**Data lines**
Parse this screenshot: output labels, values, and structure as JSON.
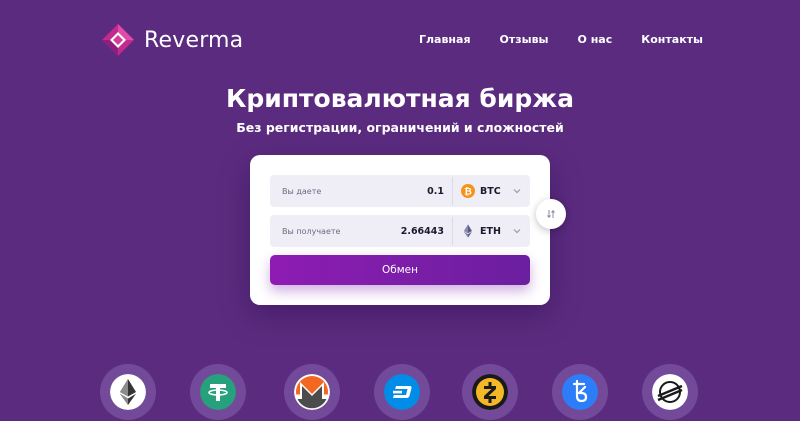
{
  "brand": {
    "name": "Reverma"
  },
  "nav": {
    "items": [
      "Главная",
      "Отзывы",
      "О нас",
      "Контакты"
    ]
  },
  "hero": {
    "title": "Криптовалютная биржа",
    "subtitle": "Без регистрации, ограничений и сложностей"
  },
  "exchange": {
    "give": {
      "label": "Вы даете",
      "value": "0.1",
      "coin": "BTC",
      "icon": "bitcoin-icon"
    },
    "receive": {
      "label": "Вы получаете",
      "value": "2.66443",
      "coin": "ETH",
      "icon": "ethereum-icon"
    },
    "button_label": "Обмен"
  },
  "coins": [
    "ethereum-icon",
    "tether-icon",
    "monero-icon",
    "dash-icon",
    "zcash-icon",
    "tezos-icon",
    "stellar-icon"
  ],
  "colors": {
    "background": "#5b2b7f",
    "accent": "#8e1cb3",
    "bitcoin": "#f7931a",
    "tether": "#26a17b",
    "monero": "#f26822",
    "dash": "#008ce7",
    "zcash": "#f4b728",
    "tezos": "#2c7df7"
  }
}
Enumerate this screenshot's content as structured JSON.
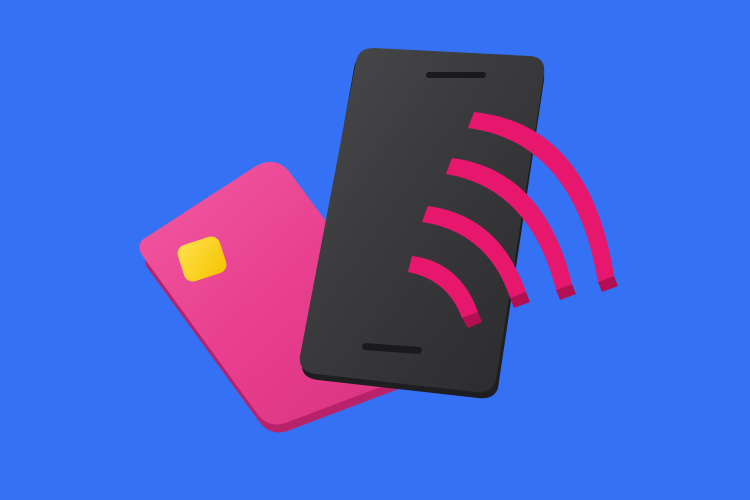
{
  "scene": {
    "background_color": "#3471F4",
    "subject": "contactless-payment-illustration",
    "objects": [
      {
        "name": "credit-card",
        "color": "#E83F8E",
        "icon": "credit-card-icon"
      },
      {
        "name": "card-chip",
        "color": "#FFD400",
        "icon": "chip-icon"
      },
      {
        "name": "smartphone",
        "color": "#3A3A3C",
        "icon": "smartphone-icon"
      },
      {
        "name": "contactless-waves",
        "color": "#E8176E",
        "icon": "contactless-wave-icon",
        "wave_count": 4
      }
    ]
  }
}
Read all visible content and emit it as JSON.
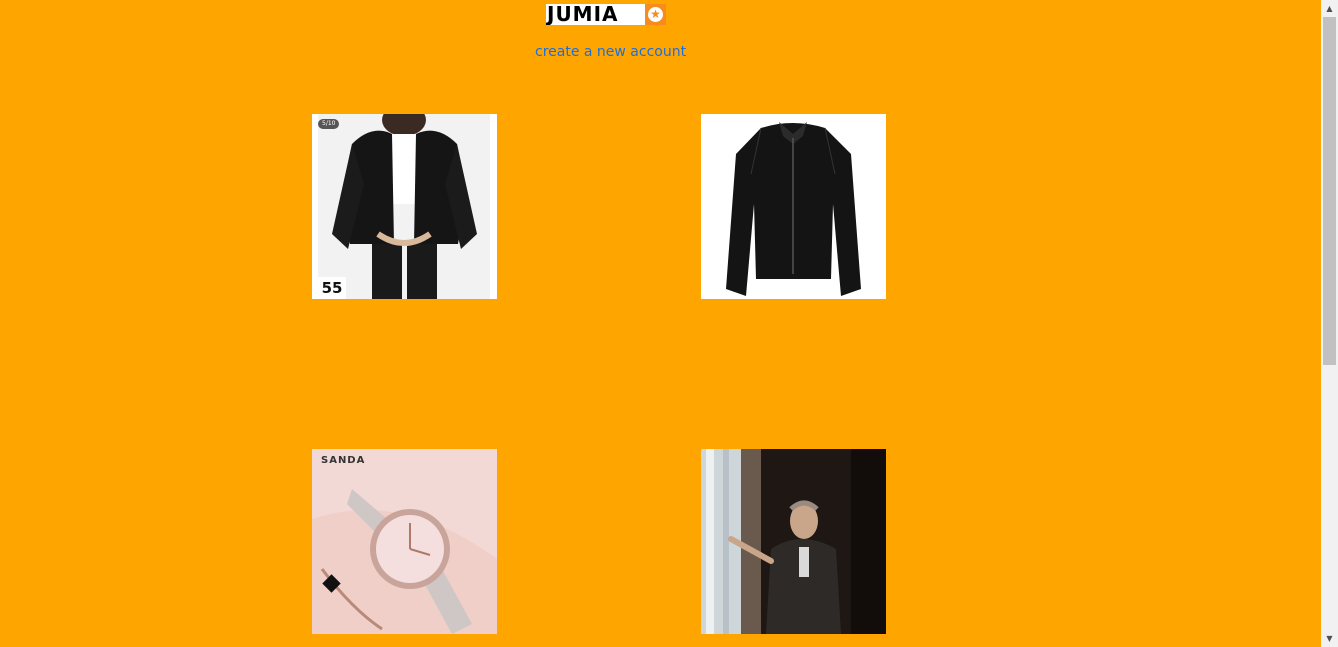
{
  "header": {
    "logo_text": "JUMIA",
    "logo_icon": "star-icon",
    "create_account_label": "create a new account"
  },
  "products": [
    {
      "description": "black fleece jacket",
      "badge": "55",
      "count": "5/10"
    },
    {
      "description": "black leather jacket"
    },
    {
      "description": "rose gold watch",
      "brand": "SANDA"
    },
    {
      "description": "man by window"
    }
  ],
  "colors": {
    "page_background": "#ffa500",
    "link": "#1a6fe0",
    "logo_badge": "#f68b1e"
  },
  "scrollbar": {
    "up_icon": "chevron-up-icon",
    "down_icon": "chevron-down-icon"
  }
}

**Written problem**
Take the line containing "Read all visible content and emit it as JSON." as the first line and the last line of the data above as the final one, and output exactly the lines between them, inclusive, with no pictures.

**Solution**
Read all visible content and emit it as JSON.
{
  "header": {
    "logo_text": "JUMIA",
    "logo_icon": "star-icon",
    "create_account_label": "create a new account"
  },
  "products": [
    {
      "description": "black fleece jacket",
      "badge": "55",
      "count": "5/10"
    },
    {
      "description": "black leather jacket"
    },
    {
      "description": "rose gold watch",
      "brand": "SANDA"
    },
    {
      "description": "man by window"
    }
  ],
  "colors": {
    "page_background": "#ffa500",
    "link": "#1a6fe0",
    "logo_badge": "#f68b1e"
  },
  "scrollbar": {
    "up_icon": "chevron-up-icon",
    "down_icon": "chevron-down-icon"
  }
}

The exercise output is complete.